§ Data supplied
------------------------------------
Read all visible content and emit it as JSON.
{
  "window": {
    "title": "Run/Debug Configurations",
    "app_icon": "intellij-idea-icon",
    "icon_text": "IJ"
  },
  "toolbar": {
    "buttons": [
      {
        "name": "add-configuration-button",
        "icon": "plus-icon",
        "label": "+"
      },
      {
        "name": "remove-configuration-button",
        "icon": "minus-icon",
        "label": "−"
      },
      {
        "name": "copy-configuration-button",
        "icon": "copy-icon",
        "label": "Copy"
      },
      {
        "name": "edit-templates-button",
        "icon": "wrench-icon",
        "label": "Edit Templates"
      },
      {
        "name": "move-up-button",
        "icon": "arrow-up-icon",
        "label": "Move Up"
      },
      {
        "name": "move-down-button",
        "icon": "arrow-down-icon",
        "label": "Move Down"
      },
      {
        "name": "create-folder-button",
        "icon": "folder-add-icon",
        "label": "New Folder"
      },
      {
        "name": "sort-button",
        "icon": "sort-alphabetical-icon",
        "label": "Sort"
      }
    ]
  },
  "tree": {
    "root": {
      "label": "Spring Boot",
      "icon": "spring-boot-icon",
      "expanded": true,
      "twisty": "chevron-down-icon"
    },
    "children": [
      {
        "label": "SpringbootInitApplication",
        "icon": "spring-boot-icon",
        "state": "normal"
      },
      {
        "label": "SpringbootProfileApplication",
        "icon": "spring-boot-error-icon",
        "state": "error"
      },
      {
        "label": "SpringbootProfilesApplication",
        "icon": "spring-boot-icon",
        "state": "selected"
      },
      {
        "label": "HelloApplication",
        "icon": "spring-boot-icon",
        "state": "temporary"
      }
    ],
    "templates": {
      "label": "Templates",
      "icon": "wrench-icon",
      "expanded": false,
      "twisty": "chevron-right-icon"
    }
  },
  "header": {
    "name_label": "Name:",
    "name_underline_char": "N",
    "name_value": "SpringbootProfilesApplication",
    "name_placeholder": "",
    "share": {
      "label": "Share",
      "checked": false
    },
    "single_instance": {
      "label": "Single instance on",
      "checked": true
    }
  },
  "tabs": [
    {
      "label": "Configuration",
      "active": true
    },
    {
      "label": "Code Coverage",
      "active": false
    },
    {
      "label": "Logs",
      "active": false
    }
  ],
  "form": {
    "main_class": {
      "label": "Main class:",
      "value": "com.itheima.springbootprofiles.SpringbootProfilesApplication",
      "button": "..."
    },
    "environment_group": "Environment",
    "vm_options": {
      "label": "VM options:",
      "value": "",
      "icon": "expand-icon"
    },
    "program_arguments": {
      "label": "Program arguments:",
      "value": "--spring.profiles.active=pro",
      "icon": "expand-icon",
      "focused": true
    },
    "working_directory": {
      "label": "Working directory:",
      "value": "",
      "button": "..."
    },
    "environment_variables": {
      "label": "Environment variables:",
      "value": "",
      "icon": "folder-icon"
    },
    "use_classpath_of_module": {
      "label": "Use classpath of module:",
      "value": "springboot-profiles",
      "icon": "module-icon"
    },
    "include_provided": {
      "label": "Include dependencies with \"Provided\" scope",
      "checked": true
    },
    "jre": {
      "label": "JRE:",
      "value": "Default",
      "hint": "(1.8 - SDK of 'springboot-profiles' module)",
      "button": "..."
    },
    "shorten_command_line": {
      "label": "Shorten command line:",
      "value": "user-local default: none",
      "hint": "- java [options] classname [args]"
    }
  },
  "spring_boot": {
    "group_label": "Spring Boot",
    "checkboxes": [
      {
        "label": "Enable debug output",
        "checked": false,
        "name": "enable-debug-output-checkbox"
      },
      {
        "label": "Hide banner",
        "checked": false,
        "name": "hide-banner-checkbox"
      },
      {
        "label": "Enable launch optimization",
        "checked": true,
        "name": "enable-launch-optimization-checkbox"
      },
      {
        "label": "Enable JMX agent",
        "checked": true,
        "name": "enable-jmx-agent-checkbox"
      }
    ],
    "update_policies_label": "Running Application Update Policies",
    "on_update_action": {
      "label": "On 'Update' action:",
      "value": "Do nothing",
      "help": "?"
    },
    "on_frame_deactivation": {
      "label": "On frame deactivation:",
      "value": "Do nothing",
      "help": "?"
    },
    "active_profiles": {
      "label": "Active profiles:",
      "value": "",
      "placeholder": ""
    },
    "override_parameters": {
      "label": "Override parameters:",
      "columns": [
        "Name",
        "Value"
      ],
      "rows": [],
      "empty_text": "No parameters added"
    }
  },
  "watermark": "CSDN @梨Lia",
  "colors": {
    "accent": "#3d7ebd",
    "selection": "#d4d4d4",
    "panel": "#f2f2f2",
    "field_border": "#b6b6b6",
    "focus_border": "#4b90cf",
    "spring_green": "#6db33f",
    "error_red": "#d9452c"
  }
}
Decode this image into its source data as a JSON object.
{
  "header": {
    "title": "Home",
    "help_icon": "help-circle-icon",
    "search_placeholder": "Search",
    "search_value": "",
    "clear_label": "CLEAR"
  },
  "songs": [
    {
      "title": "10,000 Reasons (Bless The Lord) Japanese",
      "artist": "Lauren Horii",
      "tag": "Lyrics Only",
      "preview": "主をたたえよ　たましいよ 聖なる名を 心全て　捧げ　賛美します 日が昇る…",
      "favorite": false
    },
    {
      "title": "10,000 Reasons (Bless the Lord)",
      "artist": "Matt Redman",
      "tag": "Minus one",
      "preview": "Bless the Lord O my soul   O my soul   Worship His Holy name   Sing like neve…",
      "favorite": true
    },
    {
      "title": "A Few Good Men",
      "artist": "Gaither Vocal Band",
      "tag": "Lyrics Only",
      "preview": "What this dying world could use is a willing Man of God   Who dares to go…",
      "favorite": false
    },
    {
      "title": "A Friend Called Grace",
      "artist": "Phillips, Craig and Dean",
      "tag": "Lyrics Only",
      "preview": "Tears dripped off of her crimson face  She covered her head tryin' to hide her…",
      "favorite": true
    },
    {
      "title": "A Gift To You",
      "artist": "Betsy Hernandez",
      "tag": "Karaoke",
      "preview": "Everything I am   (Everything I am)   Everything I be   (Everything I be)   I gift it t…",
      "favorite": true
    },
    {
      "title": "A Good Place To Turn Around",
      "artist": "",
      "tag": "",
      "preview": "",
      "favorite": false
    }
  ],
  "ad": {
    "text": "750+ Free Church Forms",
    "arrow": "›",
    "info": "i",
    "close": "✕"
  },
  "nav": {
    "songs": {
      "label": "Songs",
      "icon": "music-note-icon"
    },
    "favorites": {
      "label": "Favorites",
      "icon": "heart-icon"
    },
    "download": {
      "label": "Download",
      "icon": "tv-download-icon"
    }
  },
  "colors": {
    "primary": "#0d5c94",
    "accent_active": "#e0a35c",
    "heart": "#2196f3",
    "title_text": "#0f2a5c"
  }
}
------------------------------------
§ Stated goal
All of the data needs to be reproduced exactly, with no line missing.

§ Finished answer
Read all visible content and emit it as JSON.
{
  "window": {
    "title": "Run/Debug Configurations",
    "app_icon": "intellij-idea-icon",
    "icon_text": "IJ"
  },
  "toolbar": {
    "buttons": [
      {
        "name": "add-configuration-button",
        "icon": "plus-icon",
        "label": "+"
      },
      {
        "name": "remove-configuration-button",
        "icon": "minus-icon",
        "label": "−"
      },
      {
        "name": "copy-configuration-button",
        "icon": "copy-icon",
        "label": "Copy"
      },
      {
        "name": "edit-templates-button",
        "icon": "wrench-icon",
        "label": "Edit Templates"
      },
      {
        "name": "move-up-button",
        "icon": "arrow-up-icon",
        "label": "Move Up"
      },
      {
        "name": "move-down-button",
        "icon": "arrow-down-icon",
        "label": "Move Down"
      },
      {
        "name": "create-folder-button",
        "icon": "folder-add-icon",
        "label": "New Folder"
      },
      {
        "name": "sort-button",
        "icon": "sort-alphabetical-icon",
        "label": "Sort"
      }
    ]
  },
  "tree": {
    "root": {
      "label": "Spring Boot",
      "icon": "spring-boot-icon",
      "expanded": true,
      "twisty": "chevron-down-icon"
    },
    "children": [
      {
        "label": "SpringbootInitApplication",
        "icon": "spring-boot-icon",
        "state": "normal"
      },
      {
        "label": "SpringbootProfileApplication",
        "icon": "spring-boot-error-icon",
        "state": "error"
      },
      {
        "label": "SpringbootProfilesApplication",
        "icon": "spring-boot-icon",
        "state": "selected"
      },
      {
        "label": "HelloApplication",
        "icon": "spring-boot-icon",
        "state": "temporary"
      }
    ],
    "templates": {
      "label": "Templates",
      "icon": "wrench-icon",
      "expanded": false,
      "twisty": "chevron-right-icon"
    }
  },
  "header": {
    "name_label": "Name:",
    "name_underline_char": "N",
    "name_value": "SpringbootProfilesApplication",
    "name_placeholder": "",
    "share": {
      "label": "Share",
      "checked": false
    },
    "single_instance": {
      "label": "Single instance on",
      "checked": true
    }
  },
  "tabs": [
    {
      "label": "Configuration",
      "active": true
    },
    {
      "label": "Code Coverage",
      "active": false
    },
    {
      "label": "Logs",
      "active": false
    }
  ],
  "form": {
    "main_class": {
      "label": "Main class:",
      "value": "com.itheima.springbootprofiles.SpringbootProfilesApplication",
      "button": "..."
    },
    "environment_group": "Environment",
    "vm_options": {
      "label": "VM options:",
      "value": "",
      "icon": "expand-icon"
    },
    "program_arguments": {
      "label": "Program arguments:",
      "value": "--spring.profiles.active=pro",
      "icon": "expand-icon",
      "focused": true
    },
    "working_directory": {
      "label": "Working directory:",
      "value": "",
      "button": "..."
    },
    "environment_variables": {
      "label": "Environment variables:",
      "value": "",
      "icon": "folder-icon"
    },
    "use_classpath_of_module": {
      "label": "Use classpath of module:",
      "value": "springboot-profiles",
      "icon": "module-icon"
    },
    "include_provided": {
      "label": "Include dependencies with \"Provided\" scope",
      "checked": true
    },
    "jre": {
      "label": "JRE:",
      "value": "Default",
      "hint": "(1.8 - SDK of 'springboot-profiles' module)",
      "button": "..."
    },
    "shorten_command_line": {
      "label": "Shorten command line:",
      "value": "user-local default: none",
      "hint": "- java [options] classname [args]"
    }
  },
  "spring_boot": {
    "group_label": "Spring Boot",
    "checkboxes": [
      {
        "label": "Enable debug output",
        "checked": false,
        "name": "enable-debug-output-checkbox"
      },
      {
        "label": "Hide banner",
        "checked": false,
        "name": "hide-banner-checkbox"
      },
      {
        "label": "Enable launch optimization",
        "checked": true,
        "name": "enable-launch-optimization-checkbox"
      },
      {
        "label": "Enable JMX agent",
        "checked": true,
        "name": "enable-jmx-agent-checkbox"
      }
    ],
    "update_policies_label": "Running Application Update Policies",
    "on_update_action": {
      "label": "On 'Update' action:",
      "value": "Do nothing",
      "help": "?"
    },
    "on_frame_deactivation": {
      "label": "On frame deactivation:",
      "value": "Do nothing",
      "help": "?"
    },
    "active_profiles": {
      "label": "Active profiles:",
      "value": "",
      "placeholder": ""
    },
    "override_parameters": {
      "label": "Override parameters:",
      "columns": [
        "Name",
        "Value"
      ],
      "rows": [],
      "empty_text": "No parameters added"
    }
  },
  "watermark": "CSDN @梨Lia",
  "colors": {
    "accent": "#3d7ebd",
    "selection": "#d4d4d4",
    "panel": "#f2f2f2",
    "field_border": "#b6b6b6",
    "focus_border": "#4b90cf",
    "spring_green": "#6db33f",
    "error_red": "#d9452c"
  }
}
Decode this image into its source data as a JSON object.
{
  "header": {
    "title": "Home",
    "help_icon": "help-circle-icon",
    "search_placeholder": "Search",
    "search_value": "",
    "clear_label": "CLEAR"
  },
  "songs": [
    {
      "title": "10,000 Reasons (Bless The Lord) Japanese",
      "artist": "Lauren Horii",
      "tag": "Lyrics Only",
      "preview": "主をたたえよ　たましいよ 聖なる名を 心全て　捧げ　賛美します 日が昇る…",
      "favorite": false
    },
    {
      "title": "10,000 Reasons (Bless the Lord)",
      "artist": "Matt Redman",
      "tag": "Minus one",
      "preview": "Bless the Lord O my soul   O my soul   Worship His Holy name   Sing like neve…",
      "favorite": true
    },
    {
      "title": "A Few Good Men",
      "artist": "Gaither Vocal Band",
      "tag": "Lyrics Only",
      "preview": "What this dying world could use is a willing Man of God   Who dares to go…",
      "favorite": false
    },
    {
      "title": "A Friend Called Grace",
      "artist": "Phillips, Craig and Dean",
      "tag": "Lyrics Only",
      "preview": "Tears dripped off of her crimson face  She covered her head tryin' to hide her…",
      "favorite": true
    },
    {
      "title": "A Gift To You",
      "artist": "Betsy Hernandez",
      "tag": "Karaoke",
      "preview": "Everything I am   (Everything I am)   Everything I be   (Everything I be)   I gift it t…",
      "favorite": true
    },
    {
      "title": "A Good Place To Turn Around",
      "artist": "",
      "tag": "",
      "preview": "",
      "favorite": false
    }
  ],
  "ad": {
    "text": "750+ Free Church Forms",
    "arrow": "›",
    "info": "i",
    "close": "✕"
  },
  "nav": {
    "songs": {
      "label": "Songs",
      "icon": "music-note-icon"
    },
    "favorites": {
      "label": "Favorites",
      "icon": "heart-icon"
    },
    "download": {
      "label": "Download",
      "icon": "tv-download-icon"
    }
  },
  "colors": {
    "primary": "#0d5c94",
    "accent_active": "#e0a35c",
    "heart": "#2196f3",
    "title_text": "#0f2a5c"
  }
}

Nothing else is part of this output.